# [Directions for this task]
Tally the lines in the records below that contain the string "trash", with case counting, and give only that number.
***
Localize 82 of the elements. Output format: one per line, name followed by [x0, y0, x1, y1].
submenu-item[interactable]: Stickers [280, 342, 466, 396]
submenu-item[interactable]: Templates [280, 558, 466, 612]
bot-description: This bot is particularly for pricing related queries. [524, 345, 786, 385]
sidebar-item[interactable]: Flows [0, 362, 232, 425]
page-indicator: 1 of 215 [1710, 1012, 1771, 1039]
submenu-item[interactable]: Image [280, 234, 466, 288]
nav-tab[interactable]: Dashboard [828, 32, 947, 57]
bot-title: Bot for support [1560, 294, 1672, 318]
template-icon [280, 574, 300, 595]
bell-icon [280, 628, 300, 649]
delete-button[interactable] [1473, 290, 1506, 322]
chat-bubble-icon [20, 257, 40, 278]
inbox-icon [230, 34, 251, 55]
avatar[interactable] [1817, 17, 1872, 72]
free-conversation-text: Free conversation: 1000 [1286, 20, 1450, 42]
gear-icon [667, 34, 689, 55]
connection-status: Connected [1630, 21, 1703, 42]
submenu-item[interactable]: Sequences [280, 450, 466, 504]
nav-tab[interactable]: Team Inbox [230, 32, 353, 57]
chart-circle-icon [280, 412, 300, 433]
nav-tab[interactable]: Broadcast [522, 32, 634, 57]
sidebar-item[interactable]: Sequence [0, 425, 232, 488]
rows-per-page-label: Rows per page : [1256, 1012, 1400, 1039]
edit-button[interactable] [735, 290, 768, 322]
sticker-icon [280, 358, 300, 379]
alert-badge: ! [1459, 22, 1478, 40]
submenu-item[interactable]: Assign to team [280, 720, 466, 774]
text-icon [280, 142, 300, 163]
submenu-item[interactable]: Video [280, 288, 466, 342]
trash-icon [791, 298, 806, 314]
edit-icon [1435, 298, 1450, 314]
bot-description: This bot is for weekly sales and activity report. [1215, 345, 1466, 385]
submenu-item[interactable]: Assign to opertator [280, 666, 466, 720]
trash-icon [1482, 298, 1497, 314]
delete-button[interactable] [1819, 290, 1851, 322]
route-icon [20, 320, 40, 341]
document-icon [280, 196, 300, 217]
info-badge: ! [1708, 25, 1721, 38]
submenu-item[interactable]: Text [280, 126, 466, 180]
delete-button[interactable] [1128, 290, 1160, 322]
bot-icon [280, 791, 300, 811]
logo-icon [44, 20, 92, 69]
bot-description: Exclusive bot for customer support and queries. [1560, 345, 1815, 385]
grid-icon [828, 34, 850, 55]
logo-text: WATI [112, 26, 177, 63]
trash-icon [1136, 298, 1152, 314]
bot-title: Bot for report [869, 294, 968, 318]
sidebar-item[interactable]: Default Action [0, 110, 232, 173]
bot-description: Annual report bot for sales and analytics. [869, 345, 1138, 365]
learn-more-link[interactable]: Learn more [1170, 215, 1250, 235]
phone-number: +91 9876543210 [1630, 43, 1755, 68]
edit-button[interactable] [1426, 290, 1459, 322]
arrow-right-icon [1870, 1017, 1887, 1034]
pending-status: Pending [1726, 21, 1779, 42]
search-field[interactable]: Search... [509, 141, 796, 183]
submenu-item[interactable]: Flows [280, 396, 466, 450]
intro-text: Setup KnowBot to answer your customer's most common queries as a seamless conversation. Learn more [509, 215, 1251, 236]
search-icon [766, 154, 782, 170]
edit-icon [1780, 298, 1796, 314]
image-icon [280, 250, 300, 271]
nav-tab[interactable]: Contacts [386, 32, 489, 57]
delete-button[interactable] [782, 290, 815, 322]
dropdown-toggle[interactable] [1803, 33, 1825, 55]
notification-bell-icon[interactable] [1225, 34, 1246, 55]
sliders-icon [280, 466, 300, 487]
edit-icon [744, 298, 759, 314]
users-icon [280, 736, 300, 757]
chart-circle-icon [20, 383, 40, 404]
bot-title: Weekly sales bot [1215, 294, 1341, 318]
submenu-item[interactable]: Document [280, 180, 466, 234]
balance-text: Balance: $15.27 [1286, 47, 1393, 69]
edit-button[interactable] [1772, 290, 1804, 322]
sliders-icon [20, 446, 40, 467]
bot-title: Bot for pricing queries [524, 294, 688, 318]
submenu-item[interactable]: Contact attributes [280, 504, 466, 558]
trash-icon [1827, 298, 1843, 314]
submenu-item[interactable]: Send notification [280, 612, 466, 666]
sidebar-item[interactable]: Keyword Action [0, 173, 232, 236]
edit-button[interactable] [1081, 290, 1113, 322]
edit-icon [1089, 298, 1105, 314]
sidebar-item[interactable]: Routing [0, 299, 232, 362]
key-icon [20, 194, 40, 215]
***
# [Solution to the problem]
4